── DATA ROWS

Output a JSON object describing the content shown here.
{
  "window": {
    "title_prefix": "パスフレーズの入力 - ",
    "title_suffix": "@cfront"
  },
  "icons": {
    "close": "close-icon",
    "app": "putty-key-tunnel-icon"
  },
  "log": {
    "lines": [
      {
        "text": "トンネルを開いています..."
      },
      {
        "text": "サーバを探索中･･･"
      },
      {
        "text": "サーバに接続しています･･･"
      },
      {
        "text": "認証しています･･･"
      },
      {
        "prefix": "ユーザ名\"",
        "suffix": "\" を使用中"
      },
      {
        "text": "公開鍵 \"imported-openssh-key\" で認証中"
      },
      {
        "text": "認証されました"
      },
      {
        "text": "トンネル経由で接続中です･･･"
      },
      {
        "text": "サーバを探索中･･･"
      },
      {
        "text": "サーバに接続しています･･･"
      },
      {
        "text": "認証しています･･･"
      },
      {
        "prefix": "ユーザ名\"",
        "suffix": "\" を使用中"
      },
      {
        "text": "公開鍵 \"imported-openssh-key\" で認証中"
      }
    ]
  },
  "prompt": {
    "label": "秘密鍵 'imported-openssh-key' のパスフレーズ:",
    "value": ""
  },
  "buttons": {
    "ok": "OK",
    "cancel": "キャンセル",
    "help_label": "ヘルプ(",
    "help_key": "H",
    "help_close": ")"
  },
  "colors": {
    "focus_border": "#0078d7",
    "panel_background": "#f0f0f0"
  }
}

────

◆ **TASK TO COMPLETE**
Your task is to repeat the data exactly; please include every line.

◆ **RESPONSE FOR THIS EXERCISE**
Output a JSON object describing the content shown here.
{
  "window": {
    "title_prefix": "パスフレーズの入力 - ",
    "title_suffix": "@cfront"
  },
  "icons": {
    "close": "close-icon",
    "app": "putty-key-tunnel-icon"
  },
  "log": {
    "lines": [
      {
        "text": "トンネルを開いています..."
      },
      {
        "text": "サーバを探索中･･･"
      },
      {
        "text": "サーバに接続しています･･･"
      },
      {
        "text": "認証しています･･･"
      },
      {
        "prefix": "ユーザ名\"",
        "suffix": "\" を使用中"
      },
      {
        "text": "公開鍵 \"imported-openssh-key\" で認証中"
      },
      {
        "text": "認証されました"
      },
      {
        "text": "トンネル経由で接続中です･･･"
      },
      {
        "text": "サーバを探索中･･･"
      },
      {
        "text": "サーバに接続しています･･･"
      },
      {
        "text": "認証しています･･･"
      },
      {
        "prefix": "ユーザ名\"",
        "suffix": "\" を使用中"
      },
      {
        "text": "公開鍵 \"imported-openssh-key\" で認証中"
      }
    ]
  },
  "prompt": {
    "label": "秘密鍵 'imported-openssh-key' のパスフレーズ:",
    "value": ""
  },
  "buttons": {
    "ok": "OK",
    "cancel": "キャンセル",
    "help_label": "ヘルプ(",
    "help_key": "H",
    "help_close": ")"
  },
  "colors": {
    "focus_border": "#0078d7",
    "panel_background": "#f0f0f0"
  }
}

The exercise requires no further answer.